— START OF Records supplied —
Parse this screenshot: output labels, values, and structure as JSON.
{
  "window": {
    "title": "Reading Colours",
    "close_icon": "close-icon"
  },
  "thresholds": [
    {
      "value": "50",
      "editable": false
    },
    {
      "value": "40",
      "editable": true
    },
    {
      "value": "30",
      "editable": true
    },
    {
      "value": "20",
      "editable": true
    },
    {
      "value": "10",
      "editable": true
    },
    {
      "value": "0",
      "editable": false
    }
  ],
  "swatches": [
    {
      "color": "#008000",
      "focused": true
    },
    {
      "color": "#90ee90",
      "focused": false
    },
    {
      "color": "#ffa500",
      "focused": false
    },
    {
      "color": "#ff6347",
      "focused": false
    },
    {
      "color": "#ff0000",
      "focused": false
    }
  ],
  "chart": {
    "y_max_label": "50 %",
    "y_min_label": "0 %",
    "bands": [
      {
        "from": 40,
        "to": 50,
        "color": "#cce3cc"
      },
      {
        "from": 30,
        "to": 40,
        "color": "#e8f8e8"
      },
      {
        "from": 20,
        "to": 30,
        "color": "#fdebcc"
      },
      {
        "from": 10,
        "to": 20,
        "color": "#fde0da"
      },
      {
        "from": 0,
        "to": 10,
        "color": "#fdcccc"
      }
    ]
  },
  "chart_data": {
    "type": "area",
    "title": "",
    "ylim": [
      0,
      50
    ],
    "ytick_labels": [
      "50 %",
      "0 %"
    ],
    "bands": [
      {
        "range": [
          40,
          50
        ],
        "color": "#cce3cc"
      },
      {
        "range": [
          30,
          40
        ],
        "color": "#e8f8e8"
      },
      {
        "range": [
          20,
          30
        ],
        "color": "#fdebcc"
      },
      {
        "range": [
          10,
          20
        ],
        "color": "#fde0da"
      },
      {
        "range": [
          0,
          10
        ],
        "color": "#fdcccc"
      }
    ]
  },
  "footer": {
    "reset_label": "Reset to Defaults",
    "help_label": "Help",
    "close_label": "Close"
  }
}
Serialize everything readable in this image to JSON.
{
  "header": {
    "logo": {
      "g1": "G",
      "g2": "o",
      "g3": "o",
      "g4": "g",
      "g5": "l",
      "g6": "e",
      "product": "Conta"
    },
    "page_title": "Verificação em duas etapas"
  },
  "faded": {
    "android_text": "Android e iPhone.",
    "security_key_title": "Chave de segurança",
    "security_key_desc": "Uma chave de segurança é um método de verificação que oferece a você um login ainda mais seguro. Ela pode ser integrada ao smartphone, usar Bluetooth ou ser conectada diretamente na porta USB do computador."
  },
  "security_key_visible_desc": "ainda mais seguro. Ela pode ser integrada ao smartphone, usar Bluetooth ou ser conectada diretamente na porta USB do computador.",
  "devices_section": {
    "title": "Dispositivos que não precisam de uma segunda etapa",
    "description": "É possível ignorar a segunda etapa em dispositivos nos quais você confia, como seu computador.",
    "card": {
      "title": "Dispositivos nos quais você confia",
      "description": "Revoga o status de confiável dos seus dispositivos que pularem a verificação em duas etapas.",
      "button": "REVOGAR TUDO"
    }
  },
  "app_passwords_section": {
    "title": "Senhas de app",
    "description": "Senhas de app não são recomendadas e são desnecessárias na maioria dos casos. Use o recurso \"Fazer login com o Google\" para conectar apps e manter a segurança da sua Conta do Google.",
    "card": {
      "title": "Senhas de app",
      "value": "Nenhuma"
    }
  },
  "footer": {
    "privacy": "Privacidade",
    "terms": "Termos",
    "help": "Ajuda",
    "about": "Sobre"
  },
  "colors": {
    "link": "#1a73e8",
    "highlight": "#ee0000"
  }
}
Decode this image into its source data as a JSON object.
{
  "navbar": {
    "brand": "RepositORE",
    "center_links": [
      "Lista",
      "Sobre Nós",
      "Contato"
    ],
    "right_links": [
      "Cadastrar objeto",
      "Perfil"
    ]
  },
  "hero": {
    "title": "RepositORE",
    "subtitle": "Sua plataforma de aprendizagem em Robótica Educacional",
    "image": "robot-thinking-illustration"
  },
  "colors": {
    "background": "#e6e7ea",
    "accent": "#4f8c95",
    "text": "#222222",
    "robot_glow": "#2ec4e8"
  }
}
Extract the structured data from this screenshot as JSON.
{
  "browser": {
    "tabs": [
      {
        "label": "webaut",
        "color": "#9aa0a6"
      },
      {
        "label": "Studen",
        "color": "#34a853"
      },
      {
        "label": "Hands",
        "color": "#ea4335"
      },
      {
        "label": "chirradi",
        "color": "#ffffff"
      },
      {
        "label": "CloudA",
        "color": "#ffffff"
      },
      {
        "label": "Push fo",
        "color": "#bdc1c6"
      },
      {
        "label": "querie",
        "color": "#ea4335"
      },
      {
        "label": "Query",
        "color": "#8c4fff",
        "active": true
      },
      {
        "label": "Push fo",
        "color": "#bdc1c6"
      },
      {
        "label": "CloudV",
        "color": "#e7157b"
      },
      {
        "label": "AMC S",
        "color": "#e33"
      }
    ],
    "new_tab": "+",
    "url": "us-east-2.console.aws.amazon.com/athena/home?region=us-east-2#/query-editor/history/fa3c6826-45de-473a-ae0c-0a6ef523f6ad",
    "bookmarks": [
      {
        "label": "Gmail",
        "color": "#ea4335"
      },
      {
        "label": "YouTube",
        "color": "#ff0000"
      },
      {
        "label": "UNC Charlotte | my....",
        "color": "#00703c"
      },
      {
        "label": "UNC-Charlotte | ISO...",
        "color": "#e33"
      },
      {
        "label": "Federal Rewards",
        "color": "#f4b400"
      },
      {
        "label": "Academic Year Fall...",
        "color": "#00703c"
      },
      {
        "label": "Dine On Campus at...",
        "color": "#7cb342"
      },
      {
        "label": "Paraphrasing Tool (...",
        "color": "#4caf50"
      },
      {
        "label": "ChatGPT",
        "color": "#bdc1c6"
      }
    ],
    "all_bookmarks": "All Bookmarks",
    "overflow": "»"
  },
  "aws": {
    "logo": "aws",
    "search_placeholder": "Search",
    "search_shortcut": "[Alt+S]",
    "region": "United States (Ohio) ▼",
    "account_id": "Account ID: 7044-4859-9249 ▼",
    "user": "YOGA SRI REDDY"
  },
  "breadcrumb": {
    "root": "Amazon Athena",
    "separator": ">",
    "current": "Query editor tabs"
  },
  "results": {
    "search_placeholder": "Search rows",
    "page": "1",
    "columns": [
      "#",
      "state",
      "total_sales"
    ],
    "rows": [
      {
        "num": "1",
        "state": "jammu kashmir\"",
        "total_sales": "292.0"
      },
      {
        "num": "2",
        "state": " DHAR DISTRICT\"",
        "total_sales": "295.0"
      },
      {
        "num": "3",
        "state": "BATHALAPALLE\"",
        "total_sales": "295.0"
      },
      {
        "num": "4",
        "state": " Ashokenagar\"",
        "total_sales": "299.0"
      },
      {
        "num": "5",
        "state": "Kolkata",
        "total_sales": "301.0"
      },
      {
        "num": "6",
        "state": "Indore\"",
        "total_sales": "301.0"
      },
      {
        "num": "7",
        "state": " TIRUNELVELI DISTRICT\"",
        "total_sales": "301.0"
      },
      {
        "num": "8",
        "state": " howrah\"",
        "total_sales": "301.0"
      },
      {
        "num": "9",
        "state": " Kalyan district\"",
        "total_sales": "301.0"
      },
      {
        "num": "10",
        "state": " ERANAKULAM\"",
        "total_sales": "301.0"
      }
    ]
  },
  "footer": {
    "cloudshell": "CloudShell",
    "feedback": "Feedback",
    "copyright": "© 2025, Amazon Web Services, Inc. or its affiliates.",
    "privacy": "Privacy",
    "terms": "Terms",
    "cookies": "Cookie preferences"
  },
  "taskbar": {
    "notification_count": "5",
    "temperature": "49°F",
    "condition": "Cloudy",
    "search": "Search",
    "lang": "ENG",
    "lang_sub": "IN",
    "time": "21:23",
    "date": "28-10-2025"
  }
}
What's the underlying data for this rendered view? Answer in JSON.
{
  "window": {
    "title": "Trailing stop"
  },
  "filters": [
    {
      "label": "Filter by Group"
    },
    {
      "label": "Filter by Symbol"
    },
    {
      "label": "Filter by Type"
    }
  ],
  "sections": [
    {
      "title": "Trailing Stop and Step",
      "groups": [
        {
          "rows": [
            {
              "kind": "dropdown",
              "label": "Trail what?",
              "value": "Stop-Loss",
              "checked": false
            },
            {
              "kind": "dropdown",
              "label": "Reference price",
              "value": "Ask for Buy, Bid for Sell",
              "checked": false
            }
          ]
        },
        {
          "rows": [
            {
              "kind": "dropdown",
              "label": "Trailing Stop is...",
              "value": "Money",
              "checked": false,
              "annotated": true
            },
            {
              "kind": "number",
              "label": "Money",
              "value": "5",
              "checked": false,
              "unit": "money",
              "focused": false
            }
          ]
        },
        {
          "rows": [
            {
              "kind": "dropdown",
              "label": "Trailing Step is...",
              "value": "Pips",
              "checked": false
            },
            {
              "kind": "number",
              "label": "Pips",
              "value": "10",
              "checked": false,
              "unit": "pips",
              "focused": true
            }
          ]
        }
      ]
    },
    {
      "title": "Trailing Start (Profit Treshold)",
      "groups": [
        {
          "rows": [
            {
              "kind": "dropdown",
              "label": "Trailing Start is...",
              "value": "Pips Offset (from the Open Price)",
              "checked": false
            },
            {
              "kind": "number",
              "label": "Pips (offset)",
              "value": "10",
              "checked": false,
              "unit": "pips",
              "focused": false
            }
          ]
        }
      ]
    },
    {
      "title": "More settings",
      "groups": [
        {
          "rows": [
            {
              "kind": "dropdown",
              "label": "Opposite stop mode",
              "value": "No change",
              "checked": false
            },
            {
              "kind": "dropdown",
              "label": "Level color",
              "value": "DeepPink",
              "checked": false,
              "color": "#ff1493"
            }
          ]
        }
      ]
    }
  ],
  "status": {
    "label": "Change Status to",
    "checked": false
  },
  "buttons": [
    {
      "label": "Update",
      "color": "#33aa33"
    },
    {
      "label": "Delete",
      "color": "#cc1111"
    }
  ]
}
— END OF Records supplied —
* **Your task**:
Among the entries above, identify all lines with "login" and copy them.

* **Written response**:
    "security_key_desc": "Uma chave de segurança é um método de verificação que oferece a você um login ainda mais seguro. Ela pode ser integrada ao smartphone, usar Bluetooth ou ser conectada diretamente na porta USB do computador."
    "description": "Senhas de app não são recomendadas e são desnecessárias na maioria dos casos. Use o recurso \"Fazer login com o Google\" para conectar apps e manter a segurança da sua Conta do Google.",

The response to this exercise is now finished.